VIAJAR EMBARAZADA
Estar embarazada no es un obstáculo para que
disfrutes de un viaje familiar. Sin embargo requiere que tengas en cuenta
algunas consideraciones.
- Hazlo después de la primera visita al ginecólogo
y la primera ecografía.
- El mejor momento es del tercer al séptimo mes
o de la catorce a la treinta semana. Posteriormente a la treinta semana
puedes hacerlo pero aumentan los riesgos de parto pretérmino,
flebitis, HTA arterial, etc.
- Debes informarte antes de emprender el viaje de las
posibilidades de atención médica que tendrás en
tu destino.
- Infórmate de las características climatológicas
y de la altitud del lugar donde vas. Las zonas de calor pueden afectar
a la presión arterial. Debes tenerlo en cuenta para cuidar tu
hidratación. En cuanto a la altitud es importante que no vayas
a lugares que sobrepasen los tres mil metros de altura y que tomes medidas
para adaptarte progresivamente.
- Evita destinos donde haya riesgo de contraer enfermedades
infecciosas.
══════
__PREGUNTAS__.
1/ ¿Concuerdan estas afirmaciones con el texto sobre viajar embarazada? Responde sí o no a cada una y cita las palabras del texto que lo deciden.
(a) Se recomienda viajar antes de la primera ecografía.
(b) Las zonas de calor pueden afectar a la presión arterial.
(c) Conviene no ir a lugares que superen los tres mil metros de altura.
2/ Según el texto sobre viajar embarazada:
(a) ¿Entre qué semanas está el mejor momento para viajar?
(b) ¿De qué debes informarte sobre el destino antes de emprender el viaje?
(c) ¿Qué destinos conviene evitar?
3/ Reproduce literalmente el fragmento del texto sobre viajar embarazada que comienza en "VIAJAR EMBARAZADA" y termina en "HTA arterial, etc.".
El material que viene a continuación es independiente del texto.

__FRAGMENTOS DE DATOS__.
══════
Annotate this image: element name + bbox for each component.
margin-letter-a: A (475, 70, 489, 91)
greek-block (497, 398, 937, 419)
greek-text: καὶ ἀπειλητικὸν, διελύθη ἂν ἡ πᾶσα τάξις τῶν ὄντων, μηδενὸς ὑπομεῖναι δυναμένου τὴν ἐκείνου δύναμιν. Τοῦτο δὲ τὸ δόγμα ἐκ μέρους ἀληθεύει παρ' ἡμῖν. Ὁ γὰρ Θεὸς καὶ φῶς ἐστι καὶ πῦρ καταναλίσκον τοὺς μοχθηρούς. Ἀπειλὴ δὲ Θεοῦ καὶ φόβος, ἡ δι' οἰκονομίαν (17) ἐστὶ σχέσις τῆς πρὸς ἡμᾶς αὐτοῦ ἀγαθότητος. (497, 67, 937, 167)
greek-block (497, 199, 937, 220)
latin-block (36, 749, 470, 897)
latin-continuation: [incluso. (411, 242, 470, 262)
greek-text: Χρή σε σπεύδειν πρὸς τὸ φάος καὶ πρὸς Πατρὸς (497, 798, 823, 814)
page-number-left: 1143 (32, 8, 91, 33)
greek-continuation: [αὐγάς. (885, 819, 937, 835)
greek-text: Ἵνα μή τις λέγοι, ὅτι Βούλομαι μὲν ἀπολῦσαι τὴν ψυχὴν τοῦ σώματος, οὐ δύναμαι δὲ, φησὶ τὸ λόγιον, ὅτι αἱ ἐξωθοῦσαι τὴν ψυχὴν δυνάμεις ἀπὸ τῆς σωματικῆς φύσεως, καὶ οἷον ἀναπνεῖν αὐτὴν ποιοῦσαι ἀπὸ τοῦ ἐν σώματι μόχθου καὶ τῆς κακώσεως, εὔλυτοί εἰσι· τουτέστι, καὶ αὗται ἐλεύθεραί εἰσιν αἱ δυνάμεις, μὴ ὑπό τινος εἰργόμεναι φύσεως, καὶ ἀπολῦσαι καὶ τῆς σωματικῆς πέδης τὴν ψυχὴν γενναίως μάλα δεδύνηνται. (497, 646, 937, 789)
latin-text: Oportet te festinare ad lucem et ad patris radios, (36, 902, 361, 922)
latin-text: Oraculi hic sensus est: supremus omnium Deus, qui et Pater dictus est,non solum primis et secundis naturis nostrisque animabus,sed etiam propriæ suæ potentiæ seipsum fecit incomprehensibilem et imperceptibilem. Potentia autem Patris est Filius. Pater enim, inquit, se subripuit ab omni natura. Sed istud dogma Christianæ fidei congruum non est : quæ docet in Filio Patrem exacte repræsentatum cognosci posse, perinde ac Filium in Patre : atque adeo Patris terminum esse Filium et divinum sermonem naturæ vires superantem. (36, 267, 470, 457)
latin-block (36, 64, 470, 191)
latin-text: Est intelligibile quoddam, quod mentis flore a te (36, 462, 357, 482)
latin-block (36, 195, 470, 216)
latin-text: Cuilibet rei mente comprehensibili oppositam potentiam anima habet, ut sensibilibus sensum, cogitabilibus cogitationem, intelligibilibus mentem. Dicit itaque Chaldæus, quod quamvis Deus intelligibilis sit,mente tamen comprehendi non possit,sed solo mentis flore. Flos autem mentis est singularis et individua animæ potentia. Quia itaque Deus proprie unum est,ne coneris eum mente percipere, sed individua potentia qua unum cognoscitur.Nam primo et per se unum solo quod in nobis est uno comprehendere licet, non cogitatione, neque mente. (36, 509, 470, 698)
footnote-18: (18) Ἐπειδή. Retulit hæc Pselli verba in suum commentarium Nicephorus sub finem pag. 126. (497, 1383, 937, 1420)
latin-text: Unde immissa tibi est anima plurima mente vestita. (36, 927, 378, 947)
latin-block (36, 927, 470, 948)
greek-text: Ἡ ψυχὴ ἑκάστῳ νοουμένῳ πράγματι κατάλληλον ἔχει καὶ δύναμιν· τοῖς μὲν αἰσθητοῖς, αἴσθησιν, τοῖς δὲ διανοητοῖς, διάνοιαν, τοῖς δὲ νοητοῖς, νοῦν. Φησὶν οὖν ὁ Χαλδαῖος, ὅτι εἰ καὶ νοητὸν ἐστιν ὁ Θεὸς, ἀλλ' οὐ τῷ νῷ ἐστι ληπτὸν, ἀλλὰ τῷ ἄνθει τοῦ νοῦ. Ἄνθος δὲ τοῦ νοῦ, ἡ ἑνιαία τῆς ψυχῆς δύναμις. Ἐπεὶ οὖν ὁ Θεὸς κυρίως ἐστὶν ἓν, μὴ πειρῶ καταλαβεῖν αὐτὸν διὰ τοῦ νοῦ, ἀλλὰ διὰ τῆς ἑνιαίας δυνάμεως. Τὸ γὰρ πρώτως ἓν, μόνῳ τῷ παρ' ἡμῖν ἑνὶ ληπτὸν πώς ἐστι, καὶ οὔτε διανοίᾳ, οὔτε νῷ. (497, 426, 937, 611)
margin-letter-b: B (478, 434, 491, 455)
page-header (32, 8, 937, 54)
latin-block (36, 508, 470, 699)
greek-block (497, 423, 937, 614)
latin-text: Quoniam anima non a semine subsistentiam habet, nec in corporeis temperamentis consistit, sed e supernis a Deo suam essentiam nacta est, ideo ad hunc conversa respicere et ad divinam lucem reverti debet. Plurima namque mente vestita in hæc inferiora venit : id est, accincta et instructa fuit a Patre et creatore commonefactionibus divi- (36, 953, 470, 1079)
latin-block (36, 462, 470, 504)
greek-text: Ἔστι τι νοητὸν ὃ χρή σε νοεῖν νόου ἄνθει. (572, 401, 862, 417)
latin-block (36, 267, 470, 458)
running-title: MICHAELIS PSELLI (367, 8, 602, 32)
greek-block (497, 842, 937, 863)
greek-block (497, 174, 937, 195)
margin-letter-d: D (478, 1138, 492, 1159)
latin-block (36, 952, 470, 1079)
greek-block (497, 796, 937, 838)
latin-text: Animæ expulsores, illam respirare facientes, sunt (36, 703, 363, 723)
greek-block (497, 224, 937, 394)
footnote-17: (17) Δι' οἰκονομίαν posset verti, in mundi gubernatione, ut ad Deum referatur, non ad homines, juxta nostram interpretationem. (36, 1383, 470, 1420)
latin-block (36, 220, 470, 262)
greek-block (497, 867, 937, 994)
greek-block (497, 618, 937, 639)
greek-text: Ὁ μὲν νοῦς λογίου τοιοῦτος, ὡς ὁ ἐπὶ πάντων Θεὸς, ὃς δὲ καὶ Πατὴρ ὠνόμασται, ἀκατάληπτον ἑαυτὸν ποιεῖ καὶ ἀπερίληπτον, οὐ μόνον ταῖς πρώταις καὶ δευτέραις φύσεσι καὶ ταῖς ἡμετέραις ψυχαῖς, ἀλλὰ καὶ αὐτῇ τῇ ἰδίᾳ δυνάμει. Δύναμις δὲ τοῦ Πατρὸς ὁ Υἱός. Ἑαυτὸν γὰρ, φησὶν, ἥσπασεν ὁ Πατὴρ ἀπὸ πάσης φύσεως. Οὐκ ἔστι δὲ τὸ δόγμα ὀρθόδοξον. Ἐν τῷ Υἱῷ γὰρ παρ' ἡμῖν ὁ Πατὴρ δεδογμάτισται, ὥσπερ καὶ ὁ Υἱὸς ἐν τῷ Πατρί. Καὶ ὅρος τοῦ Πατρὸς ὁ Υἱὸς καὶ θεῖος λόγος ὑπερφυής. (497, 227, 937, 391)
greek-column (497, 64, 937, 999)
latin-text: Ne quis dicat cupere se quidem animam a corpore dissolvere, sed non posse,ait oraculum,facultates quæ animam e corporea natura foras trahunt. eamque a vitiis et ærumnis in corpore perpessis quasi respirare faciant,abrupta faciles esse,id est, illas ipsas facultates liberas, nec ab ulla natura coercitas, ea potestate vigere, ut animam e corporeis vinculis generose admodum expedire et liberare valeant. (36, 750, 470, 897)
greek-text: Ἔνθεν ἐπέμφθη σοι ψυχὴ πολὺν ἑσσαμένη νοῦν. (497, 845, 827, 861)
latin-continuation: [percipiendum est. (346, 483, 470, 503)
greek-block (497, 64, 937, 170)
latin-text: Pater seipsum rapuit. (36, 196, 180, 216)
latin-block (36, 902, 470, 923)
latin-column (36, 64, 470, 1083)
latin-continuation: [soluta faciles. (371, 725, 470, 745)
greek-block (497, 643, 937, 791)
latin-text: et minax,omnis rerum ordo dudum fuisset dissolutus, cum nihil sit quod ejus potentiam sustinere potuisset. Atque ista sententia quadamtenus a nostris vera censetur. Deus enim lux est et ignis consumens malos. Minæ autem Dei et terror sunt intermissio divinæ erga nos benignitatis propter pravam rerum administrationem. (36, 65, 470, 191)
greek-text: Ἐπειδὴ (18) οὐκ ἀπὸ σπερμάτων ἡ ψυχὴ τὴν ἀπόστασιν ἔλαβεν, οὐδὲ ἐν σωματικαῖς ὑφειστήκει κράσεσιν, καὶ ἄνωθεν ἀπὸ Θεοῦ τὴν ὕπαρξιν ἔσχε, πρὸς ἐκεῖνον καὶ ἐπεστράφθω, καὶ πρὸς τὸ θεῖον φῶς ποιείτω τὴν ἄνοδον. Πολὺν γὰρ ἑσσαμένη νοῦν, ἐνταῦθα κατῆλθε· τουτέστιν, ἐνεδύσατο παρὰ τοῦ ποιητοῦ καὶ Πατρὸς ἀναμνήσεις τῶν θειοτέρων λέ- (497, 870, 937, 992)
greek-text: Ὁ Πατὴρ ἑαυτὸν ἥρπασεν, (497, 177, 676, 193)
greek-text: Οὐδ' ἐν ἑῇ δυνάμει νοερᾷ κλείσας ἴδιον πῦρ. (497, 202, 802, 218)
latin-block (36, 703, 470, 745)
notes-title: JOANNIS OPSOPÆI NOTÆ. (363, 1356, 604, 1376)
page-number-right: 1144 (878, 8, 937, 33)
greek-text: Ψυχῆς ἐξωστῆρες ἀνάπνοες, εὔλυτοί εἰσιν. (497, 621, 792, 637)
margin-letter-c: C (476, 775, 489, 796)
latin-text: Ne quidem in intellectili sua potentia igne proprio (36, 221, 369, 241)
══════
__SOLUCIONES__.
1/
(a) No: "Hazlo después de la primera visita al ginecólogo y la primera ecografía."
(b) Sí: "Las zonas de calor pueden afectar a la presión arterial."
(c) Sí: "es importante que no vayas a lugares que sobrepasen los tres mil metros de altura"

2/
(a) De la catorce a la treinta semana.
(b) De las posibilidades de atención médica que tendrás allí.
(c) Aquellos donde haya riesgo de contraer enfermedades infecciosas.

3/
VIAJAR EMBARAZADA
Estar embarazada no es un obstáculo para que
disfrutes de un viaje familiar. Sin embargo requiere que tengas en cuenta
algunas consideraciones.
- Hazlo después de la primera visita al ginecólogo
y la primera ecografía.
- El mejor momento es del tercer al séptimo mes
o de la catorce a la treinta semana. Posteriormente a la treinta semana
puedes hacerlo pero aumentan los riesgos de parto pretérmino,
flebitis, HTA arterial, etc.